# What the task requires
Every record must be written out once more, with nothing added or omitted.

• • • • • • •

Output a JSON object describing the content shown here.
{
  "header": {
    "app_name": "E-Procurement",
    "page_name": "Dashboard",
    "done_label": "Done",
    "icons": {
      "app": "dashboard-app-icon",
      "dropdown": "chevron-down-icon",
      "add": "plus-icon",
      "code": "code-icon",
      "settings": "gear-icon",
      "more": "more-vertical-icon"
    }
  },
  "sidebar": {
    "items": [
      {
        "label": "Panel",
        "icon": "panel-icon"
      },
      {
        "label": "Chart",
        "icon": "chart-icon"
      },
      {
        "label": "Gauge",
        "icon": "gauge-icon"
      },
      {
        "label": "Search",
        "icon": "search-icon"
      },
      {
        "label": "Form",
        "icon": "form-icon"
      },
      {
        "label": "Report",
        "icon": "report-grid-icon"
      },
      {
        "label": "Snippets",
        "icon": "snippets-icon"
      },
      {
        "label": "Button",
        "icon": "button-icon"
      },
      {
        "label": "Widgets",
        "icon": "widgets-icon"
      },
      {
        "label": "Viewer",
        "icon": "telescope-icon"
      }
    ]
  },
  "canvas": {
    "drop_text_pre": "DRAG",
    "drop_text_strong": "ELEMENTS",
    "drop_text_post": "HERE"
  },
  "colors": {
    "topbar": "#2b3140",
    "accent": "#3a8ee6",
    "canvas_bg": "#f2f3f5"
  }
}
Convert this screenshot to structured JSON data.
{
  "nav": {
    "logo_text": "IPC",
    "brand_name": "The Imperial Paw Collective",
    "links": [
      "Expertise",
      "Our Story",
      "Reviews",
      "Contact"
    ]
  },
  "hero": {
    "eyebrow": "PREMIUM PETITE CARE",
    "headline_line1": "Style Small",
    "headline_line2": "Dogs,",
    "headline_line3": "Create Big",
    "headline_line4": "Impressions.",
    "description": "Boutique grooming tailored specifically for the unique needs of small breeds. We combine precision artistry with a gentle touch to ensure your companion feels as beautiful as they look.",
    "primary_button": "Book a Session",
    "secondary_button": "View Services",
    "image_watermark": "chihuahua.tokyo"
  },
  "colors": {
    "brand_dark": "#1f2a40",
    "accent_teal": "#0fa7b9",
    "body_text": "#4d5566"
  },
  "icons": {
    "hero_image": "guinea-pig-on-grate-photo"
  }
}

• • • • • • •

# Expected answer
Output a JSON object describing the content shown here.
{
  "header": {
    "app_name": "E-Procurement",
    "page_name": "Dashboard",
    "done_label": "Done",
    "icons": {
      "app": "dashboard-app-icon",
      "dropdown": "chevron-down-icon",
      "add": "plus-icon",
      "code": "code-icon",
      "settings": "gear-icon",
      "more": "more-vertical-icon"
    }
  },
  "sidebar": {
    "items": [
      {
        "label": "Panel",
        "icon": "panel-icon"
      },
      {
        "label": "Chart",
        "icon": "chart-icon"
      },
      {
        "label": "Gauge",
        "icon": "gauge-icon"
      },
      {
        "label": "Search",
        "icon": "search-icon"
      },
      {
        "label": "Form",
        "icon": "form-icon"
      },
      {
        "label": "Report",
        "icon": "report-grid-icon"
      },
      {
        "label": "Snippets",
        "icon": "snippets-icon"
      },
      {
        "label": "Button",
        "icon": "button-icon"
      },
      {
        "label": "Widgets",
        "icon": "widgets-icon"
      },
      {
        "label": "Viewer",
        "icon": "telescope-icon"
      }
    ]
  },
  "canvas": {
    "drop_text_pre": "DRAG",
    "drop_text_strong": "ELEMENTS",
    "drop_text_post": "HERE"
  },
  "colors": {
    "topbar": "#2b3140",
    "accent": "#3a8ee6",
    "canvas_bg": "#f2f3f5"
  }
}
Convert this screenshot to structured JSON data.
{
  "nav": {
    "logo_text": "IPC",
    "brand_name": "The Imperial Paw Collective",
    "links": [
      "Expertise",
      "Our Story",
      "Reviews",
      "Contact"
    ]
  },
  "hero": {
    "eyebrow": "PREMIUM PETITE CARE",
    "headline_line1": "Style Small",
    "headline_line2": "Dogs,",
    "headline_line3": "Create Big",
    "headline_line4": "Impressions.",
    "description": "Boutique grooming tailored specifically for the unique needs of small breeds. We combine precision artistry with a gentle touch to ensure your companion feels as beautiful as they look.",
    "primary_button": "Book a Session",
    "secondary_button": "View Services",
    "image_watermark": "chihuahua.tokyo"
  },
  "colors": {
    "brand_dark": "#1f2a40",
    "accent_teal": "#0fa7b9",
    "body_text": "#4d5566"
  },
  "icons": {
    "hero_image": "guinea-pig-on-grate-photo"
  }
}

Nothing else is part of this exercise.